A Spring of Hope

Tuesday, November 8, 2011

India has over six million blind people and over 50 million malnourished children. It also has one of the highest rates of maternal deaths at childbirth in the world. Just some statistics that highlight the shortcomings of the healthcare sector in the world’s second most populous nation. But there is hope in the form of some private ventures that are addressing these problems and are establishing global standards for cost, quality and delivery. In the first of our three-part series on sustainability, Sachin Joshi writes about LifeSpring Hospitals, a network of maternity and child-care hospitals that provides high-quality, low cost maternal services to low-income women with clear and transparent pricing.

India alone has more than six million blind people and more than 50 million malnourished children. India has one of the world’s highest rates of maternal deaths at childbirth. Around the world, some 400,000 women and girls die each year from pregnancy and childbirth, and India accounts for almost a quarter of these maternal deaths, a vast majority preventable. According to a UN report, of the 358,000 maternal deaths in 2008, majority were from eleven developing countries.

The healthcare sector is marred with its own problems. Doctors and nurses are in short supply, healthcare centres are under-equipped and under-staffed, healthcare finance is inaccessible, drugs and treatment are expensive, and at times the physical distance between a patient and the hospital is huge. Furthermore, enormous potential for growth has been identified in healthcare. A McKinsey study projected the growth of healthcare in India over the first quarter of the century at 10 per cent, making it one of the rapidly growing sections of the Indian economy. The study further indicated that a vast improvement in awareness and a new infrastructure for healthcare in rural India would increase the use of these services there.

THE PROBLEM:
In the article on maternal healthcare in India, what growth rate did the McKinsey study project for Indian healthcare over the first quarter of the century?

[Extracted data entries]
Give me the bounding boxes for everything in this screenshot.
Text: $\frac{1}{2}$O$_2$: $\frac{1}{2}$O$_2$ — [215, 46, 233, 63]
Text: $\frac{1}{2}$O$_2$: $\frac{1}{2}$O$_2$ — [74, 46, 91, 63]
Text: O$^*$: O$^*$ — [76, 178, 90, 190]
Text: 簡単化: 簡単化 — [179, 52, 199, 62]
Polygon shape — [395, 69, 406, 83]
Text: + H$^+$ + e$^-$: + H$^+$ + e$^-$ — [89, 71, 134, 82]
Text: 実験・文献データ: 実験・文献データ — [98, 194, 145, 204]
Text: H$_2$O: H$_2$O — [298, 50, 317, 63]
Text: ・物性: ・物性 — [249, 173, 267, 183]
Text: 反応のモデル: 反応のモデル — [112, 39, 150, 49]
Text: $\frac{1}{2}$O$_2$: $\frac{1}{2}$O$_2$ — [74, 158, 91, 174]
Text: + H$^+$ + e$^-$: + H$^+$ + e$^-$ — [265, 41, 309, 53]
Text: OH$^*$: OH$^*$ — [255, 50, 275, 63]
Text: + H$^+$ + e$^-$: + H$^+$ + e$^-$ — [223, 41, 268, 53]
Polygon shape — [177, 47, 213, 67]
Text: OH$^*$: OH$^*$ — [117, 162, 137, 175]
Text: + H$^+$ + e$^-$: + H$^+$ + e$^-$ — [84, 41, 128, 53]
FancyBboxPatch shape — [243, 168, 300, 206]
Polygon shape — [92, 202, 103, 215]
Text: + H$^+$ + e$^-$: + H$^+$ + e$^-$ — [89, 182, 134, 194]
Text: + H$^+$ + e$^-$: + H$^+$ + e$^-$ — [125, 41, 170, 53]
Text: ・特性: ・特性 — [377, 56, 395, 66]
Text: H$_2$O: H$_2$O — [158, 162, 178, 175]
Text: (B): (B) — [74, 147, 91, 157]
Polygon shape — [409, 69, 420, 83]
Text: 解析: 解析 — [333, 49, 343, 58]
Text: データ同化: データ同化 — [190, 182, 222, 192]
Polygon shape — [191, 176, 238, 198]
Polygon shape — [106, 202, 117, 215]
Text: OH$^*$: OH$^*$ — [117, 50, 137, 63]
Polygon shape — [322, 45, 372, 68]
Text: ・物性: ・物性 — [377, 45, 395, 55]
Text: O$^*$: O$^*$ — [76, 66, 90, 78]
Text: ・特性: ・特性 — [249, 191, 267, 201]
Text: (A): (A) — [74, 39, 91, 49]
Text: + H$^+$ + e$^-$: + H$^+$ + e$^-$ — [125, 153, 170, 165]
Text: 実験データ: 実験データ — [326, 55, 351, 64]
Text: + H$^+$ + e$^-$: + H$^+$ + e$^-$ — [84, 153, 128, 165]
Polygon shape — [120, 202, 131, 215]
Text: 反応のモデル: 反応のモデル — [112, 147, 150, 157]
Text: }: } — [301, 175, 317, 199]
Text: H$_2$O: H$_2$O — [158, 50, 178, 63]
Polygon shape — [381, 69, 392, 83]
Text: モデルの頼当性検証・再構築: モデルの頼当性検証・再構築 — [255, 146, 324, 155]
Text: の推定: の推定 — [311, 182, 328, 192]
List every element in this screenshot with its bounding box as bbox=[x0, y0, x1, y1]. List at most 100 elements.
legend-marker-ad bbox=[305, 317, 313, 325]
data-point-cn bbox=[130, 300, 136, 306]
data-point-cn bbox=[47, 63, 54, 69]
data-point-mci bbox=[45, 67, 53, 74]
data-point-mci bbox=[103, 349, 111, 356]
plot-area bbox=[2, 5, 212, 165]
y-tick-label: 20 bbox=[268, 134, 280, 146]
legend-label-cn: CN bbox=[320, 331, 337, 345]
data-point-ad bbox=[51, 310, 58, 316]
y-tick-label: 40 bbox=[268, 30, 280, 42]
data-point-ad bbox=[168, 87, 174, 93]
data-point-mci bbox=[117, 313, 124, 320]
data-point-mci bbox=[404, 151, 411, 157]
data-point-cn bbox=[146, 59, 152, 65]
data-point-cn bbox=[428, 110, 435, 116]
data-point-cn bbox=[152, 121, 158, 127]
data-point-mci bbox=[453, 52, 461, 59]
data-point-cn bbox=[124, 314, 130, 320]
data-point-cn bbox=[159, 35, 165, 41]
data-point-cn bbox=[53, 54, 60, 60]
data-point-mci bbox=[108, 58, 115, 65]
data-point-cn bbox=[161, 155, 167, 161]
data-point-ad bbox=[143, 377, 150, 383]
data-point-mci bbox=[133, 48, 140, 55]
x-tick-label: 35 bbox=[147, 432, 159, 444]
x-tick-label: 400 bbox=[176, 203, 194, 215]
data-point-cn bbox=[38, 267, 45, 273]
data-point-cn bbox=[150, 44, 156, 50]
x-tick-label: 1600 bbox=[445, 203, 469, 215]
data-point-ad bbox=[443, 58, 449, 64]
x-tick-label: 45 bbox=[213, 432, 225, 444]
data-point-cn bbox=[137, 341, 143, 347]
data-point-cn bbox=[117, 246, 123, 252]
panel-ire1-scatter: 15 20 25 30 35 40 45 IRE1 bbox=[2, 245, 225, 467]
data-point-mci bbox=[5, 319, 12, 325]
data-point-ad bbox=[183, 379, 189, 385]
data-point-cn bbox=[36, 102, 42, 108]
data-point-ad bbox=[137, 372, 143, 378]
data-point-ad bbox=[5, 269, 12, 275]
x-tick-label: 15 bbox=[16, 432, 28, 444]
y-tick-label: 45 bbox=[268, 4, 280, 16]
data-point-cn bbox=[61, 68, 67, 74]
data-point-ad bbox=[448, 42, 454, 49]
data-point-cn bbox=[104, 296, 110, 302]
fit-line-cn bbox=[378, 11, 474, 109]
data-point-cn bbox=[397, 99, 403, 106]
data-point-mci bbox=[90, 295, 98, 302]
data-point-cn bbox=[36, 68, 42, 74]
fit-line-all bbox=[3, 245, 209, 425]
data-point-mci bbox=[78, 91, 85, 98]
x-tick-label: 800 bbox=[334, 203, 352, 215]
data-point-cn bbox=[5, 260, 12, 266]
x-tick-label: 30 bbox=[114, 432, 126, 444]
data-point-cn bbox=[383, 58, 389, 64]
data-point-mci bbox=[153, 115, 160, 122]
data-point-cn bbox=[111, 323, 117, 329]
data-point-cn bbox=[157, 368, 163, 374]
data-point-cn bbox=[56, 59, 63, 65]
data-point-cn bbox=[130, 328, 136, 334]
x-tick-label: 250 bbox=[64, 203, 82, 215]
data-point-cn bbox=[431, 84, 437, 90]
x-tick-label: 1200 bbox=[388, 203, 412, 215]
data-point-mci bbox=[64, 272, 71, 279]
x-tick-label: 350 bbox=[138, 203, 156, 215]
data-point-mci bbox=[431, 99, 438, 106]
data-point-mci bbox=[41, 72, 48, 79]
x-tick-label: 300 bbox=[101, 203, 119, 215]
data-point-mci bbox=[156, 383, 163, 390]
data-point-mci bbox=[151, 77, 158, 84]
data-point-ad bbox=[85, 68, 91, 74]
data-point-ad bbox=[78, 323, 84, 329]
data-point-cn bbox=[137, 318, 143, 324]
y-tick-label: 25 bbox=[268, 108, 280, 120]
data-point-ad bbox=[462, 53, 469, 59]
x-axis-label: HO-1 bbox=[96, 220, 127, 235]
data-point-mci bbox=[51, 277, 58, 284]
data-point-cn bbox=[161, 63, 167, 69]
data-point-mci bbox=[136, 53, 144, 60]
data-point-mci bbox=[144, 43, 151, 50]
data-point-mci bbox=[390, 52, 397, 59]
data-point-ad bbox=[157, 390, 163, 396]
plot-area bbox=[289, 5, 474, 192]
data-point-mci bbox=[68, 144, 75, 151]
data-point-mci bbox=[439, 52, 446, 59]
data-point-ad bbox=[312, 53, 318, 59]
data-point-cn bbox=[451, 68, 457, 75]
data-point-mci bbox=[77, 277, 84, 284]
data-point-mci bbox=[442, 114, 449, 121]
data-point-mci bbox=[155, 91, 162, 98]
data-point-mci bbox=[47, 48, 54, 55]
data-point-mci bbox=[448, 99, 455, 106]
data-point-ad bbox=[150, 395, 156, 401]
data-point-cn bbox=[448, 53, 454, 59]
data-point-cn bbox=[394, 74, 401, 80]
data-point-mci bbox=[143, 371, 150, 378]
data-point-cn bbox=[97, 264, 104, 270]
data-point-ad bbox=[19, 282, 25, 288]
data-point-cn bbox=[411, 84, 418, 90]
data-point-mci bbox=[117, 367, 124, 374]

RESPONSE TO THE TASK:
10 percent